- [Data for this exercise]:
------------------------

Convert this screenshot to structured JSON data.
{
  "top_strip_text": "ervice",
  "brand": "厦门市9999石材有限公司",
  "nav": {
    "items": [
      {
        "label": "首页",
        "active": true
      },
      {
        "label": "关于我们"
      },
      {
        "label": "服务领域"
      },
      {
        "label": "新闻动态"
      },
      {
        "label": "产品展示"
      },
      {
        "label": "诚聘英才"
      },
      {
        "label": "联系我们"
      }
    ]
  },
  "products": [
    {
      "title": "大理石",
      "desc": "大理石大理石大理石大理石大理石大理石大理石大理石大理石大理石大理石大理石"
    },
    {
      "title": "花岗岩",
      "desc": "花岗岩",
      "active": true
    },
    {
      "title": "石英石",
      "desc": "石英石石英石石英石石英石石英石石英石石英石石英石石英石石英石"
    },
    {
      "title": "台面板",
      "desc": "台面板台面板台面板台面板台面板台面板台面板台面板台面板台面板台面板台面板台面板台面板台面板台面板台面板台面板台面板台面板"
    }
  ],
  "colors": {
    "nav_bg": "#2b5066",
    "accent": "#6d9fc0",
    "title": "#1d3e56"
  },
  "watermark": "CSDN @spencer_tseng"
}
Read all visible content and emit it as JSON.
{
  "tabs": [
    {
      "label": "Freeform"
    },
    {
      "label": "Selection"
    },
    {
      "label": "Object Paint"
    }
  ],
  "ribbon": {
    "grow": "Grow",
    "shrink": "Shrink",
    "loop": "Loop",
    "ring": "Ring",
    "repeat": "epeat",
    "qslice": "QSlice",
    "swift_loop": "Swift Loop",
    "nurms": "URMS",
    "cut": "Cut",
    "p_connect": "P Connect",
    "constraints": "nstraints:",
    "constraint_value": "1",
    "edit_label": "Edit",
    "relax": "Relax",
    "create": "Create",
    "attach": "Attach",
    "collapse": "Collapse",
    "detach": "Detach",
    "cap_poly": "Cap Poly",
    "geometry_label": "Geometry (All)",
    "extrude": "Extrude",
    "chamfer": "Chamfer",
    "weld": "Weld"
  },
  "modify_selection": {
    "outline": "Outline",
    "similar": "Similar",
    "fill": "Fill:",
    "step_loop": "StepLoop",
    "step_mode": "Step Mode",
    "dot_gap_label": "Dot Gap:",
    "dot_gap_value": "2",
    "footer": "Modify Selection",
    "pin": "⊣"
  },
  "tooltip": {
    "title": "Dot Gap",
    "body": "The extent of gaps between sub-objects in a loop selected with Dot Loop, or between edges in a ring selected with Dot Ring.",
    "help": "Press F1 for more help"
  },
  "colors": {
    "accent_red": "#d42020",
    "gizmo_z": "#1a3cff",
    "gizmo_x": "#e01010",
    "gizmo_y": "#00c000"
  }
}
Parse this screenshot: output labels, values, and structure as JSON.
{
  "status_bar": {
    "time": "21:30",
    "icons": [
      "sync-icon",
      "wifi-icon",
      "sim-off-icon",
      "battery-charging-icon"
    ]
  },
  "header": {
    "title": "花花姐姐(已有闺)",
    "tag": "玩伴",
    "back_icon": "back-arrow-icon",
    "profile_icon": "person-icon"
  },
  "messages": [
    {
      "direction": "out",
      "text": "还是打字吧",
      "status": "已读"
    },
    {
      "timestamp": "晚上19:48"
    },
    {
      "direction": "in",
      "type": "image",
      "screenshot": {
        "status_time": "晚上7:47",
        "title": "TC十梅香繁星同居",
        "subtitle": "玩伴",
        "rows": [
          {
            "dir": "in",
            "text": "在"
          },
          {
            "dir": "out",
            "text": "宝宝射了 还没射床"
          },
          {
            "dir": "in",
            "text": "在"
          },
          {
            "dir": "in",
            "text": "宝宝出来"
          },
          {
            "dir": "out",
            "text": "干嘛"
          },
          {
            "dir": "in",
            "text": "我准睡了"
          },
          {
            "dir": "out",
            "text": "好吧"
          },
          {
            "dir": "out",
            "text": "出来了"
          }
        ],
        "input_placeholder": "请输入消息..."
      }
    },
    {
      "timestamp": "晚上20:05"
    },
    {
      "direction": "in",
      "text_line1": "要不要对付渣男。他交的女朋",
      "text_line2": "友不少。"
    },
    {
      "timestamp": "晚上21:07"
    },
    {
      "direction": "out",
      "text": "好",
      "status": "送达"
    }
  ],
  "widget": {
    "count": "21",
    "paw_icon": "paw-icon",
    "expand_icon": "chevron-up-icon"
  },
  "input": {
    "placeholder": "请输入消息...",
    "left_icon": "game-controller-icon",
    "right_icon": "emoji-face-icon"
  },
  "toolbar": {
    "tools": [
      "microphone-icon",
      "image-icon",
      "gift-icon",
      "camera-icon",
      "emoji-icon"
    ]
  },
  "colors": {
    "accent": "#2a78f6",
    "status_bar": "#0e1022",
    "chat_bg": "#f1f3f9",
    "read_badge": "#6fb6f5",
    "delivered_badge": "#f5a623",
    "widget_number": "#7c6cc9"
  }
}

------------------------

- [Given problem]:
Every line above that contains the word "ring" should be reported.

- [Task solution]:
    "ring": "Ring",
    "body": "The extent of gaps between sub-objects in a loop selected with Dot Loop, or between edges in a ring selected with Dot Ring.",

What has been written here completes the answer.